**MATERIAL:**
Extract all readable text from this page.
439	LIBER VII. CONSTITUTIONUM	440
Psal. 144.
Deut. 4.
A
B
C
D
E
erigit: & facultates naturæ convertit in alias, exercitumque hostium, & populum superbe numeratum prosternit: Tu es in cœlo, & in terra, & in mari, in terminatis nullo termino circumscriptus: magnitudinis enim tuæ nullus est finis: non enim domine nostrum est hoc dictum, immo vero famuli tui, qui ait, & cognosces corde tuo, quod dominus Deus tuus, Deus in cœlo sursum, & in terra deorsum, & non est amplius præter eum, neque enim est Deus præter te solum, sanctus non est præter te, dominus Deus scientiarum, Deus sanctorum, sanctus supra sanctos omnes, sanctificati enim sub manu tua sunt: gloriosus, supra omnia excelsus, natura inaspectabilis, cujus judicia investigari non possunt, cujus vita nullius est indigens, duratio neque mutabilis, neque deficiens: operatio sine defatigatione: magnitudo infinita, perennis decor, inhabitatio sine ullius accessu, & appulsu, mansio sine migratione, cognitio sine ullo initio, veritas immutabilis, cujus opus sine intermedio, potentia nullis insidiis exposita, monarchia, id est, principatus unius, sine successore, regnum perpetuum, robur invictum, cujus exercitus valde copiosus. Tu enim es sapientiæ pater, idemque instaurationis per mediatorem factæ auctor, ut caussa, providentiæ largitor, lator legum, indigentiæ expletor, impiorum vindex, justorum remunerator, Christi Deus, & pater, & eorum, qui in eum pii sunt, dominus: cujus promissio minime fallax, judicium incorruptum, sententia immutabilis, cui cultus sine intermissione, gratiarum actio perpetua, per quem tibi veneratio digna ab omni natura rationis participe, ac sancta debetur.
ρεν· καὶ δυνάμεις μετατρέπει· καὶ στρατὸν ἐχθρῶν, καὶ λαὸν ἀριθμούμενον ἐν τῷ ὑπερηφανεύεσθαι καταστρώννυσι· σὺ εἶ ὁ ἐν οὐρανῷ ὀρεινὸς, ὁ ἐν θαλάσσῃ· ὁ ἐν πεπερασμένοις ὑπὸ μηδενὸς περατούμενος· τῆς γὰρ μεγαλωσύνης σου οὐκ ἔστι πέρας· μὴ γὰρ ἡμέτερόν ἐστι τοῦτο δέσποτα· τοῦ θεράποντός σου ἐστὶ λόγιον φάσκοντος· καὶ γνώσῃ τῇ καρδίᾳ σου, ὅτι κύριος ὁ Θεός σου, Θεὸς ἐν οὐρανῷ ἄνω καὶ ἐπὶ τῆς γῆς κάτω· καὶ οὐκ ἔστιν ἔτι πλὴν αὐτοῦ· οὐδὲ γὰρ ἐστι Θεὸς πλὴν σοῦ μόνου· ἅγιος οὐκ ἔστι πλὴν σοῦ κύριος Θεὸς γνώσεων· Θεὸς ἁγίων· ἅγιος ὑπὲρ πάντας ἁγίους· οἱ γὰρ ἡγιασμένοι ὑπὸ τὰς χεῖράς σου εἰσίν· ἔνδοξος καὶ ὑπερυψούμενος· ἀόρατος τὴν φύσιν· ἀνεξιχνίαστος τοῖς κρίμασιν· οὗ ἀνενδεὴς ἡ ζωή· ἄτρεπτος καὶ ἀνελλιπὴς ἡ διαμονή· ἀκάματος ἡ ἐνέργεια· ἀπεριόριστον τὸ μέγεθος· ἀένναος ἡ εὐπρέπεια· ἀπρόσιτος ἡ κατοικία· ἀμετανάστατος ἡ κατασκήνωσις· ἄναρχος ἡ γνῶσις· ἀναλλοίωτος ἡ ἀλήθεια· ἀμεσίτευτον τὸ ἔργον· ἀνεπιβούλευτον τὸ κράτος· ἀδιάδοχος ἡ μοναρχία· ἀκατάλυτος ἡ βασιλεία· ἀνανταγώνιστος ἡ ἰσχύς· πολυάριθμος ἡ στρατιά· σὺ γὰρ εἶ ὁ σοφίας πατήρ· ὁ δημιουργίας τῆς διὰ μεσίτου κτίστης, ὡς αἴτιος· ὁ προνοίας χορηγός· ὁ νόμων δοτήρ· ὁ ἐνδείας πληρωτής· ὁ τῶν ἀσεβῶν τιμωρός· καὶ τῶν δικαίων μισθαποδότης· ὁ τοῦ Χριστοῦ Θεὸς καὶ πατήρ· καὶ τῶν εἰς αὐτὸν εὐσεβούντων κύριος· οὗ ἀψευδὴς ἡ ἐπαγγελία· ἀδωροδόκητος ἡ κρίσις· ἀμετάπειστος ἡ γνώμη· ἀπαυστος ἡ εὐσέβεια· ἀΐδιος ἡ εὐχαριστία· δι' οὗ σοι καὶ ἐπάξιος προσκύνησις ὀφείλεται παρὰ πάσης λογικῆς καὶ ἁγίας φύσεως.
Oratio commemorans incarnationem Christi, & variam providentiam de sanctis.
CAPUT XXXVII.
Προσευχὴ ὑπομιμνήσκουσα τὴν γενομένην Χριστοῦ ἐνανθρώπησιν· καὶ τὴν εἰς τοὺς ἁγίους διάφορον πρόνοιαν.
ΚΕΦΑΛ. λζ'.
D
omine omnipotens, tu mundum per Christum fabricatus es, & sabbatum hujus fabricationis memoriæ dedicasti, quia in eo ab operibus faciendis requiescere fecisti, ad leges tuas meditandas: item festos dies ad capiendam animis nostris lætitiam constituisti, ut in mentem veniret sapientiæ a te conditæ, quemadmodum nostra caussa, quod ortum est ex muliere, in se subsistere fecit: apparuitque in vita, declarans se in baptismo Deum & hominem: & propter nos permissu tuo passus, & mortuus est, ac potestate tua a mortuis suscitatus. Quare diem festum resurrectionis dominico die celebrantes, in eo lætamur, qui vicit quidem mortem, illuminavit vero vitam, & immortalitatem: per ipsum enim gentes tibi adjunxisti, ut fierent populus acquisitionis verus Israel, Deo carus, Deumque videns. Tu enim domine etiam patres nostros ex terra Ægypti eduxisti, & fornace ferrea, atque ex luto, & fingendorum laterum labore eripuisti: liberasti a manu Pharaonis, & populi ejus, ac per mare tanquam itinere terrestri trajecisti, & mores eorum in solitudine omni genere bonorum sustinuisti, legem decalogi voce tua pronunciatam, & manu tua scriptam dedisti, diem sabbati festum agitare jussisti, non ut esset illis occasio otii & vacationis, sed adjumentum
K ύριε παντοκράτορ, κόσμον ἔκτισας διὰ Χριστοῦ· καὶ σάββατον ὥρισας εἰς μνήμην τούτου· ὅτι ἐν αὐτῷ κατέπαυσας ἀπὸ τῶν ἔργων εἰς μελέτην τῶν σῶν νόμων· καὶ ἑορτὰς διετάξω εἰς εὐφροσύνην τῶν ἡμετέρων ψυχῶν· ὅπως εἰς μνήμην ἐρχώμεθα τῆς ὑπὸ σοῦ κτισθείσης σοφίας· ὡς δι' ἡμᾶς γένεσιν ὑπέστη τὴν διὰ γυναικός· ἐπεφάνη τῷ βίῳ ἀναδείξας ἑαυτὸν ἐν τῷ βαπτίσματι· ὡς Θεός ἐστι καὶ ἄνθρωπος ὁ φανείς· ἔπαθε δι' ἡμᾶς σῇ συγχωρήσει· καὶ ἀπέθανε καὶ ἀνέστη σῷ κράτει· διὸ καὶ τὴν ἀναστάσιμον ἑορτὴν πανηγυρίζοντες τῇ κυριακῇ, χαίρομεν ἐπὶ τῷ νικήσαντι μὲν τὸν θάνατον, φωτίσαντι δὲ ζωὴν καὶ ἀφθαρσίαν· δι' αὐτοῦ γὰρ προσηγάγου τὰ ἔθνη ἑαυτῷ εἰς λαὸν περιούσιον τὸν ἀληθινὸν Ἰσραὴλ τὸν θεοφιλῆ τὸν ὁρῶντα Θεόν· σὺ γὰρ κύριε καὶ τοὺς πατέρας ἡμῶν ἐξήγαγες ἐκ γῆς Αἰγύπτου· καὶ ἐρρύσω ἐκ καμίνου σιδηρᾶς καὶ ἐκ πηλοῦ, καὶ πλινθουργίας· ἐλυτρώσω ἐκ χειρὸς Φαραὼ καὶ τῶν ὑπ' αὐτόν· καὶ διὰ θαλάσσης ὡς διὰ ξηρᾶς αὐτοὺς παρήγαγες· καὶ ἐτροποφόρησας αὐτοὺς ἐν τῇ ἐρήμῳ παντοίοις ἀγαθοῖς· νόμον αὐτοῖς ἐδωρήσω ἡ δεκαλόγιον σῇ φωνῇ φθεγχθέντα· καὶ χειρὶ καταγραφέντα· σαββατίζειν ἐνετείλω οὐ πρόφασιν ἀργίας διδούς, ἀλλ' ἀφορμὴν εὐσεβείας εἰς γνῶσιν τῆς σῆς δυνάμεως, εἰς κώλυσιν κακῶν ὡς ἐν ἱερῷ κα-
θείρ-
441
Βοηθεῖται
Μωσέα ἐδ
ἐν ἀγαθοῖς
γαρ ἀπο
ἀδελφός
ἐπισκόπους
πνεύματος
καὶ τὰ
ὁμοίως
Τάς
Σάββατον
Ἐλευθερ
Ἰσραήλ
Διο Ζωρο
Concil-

**SET EXERCISE:** Pull out each line of the records holding the string "ἀγαθοῖς".

**WRITTEN RESPONSE:**
K ύριε παντοκράτορ, κόσμον ἔκτισας διὰ Χριστοῦ· καὶ σάββατον ὥρισας εἰς μνήμην τούτου· ὅτι ἐν αὐτῷ κατέπαυσας ἀπὸ τῶν ἔργων εἰς μελέτην τῶν σῶν νόμων· καὶ ἑορτὰς διετάξω εἰς εὐφροσύνην τῶν ἡμετέρων ψυχῶν· ὅπως εἰς μνήμην ἐρχώμεθα τῆς ὑπὸ σοῦ κτισθείσης σοφίας· ὡς δι' ἡμᾶς γένεσιν ὑπέστη τὴν διὰ γυναικός· ἐπεφάνη τῷ βίῳ ἀναδείξας ἑαυτὸν ἐν τῷ βαπτίσματι· ὡς Θεός ἐστι καὶ ἄνθρωπος ὁ φανείς· ἔπαθε δι' ἡμᾶς σῇ συγχωρήσει· καὶ ἀπέθανε καὶ ἀνέστη σῷ κράτει· διὸ καὶ τὴν ἀναστάσιμον ἑορτὴν πανηγυρίζοντες τῇ κυριακῇ, χαίρομεν ἐπὶ τῷ νικήσαντι μὲν τὸν θάνατον, φωτίσαντι δὲ ζωὴν καὶ ἀφθαρσίαν· δι' αὐτοῦ γὰρ προσηγάγου τὰ ἔθνη ἑαυτῷ εἰς λαὸν περιούσιον τὸν ἀληθινὸν Ἰσραὴλ τὸν θεοφιλῆ τὸν ὁρῶντα Θεόν· σὺ γὰρ κύριε καὶ τοὺς πατέρας ἡμῶν ἐξήγαγες ἐκ γῆς Αἰγύπτου· καὶ ἐρρύσω ἐκ καμίνου σιδηρᾶς καὶ ἐκ πηλοῦ, καὶ πλινθουργίας· ἐλυτρώσω ἐκ χειρὸς Φαραὼ καὶ τῶν ὑπ' αὐτόν· καὶ διὰ θαλάσσης ὡς διὰ ξηρᾶς αὐτοὺς παρήγαγες· καὶ ἐτροποφόρησας αὐτοὺς ἐν τῇ ἐρήμῳ παντοίοις ἀγαθοῖς· νόμον αὐτοῖς ἐδωρήσω ἡ δεκαλόγιον σῇ φωνῇ φθεγχθέντα· καὶ χειρὶ καταγραφέντα· σαββατίζειν ἐνετείλω οὐ πρόφασιν ἀργίας διδούς, ἀλλ' ἀφορμὴν εὐσεβείας εἰς γνῶσιν τῆς σῆς δυνάμεως, εἰς κώλυσιν κακῶν ὡς ἐν ἱερῷ κα-
ἐν ἀγαθοῖς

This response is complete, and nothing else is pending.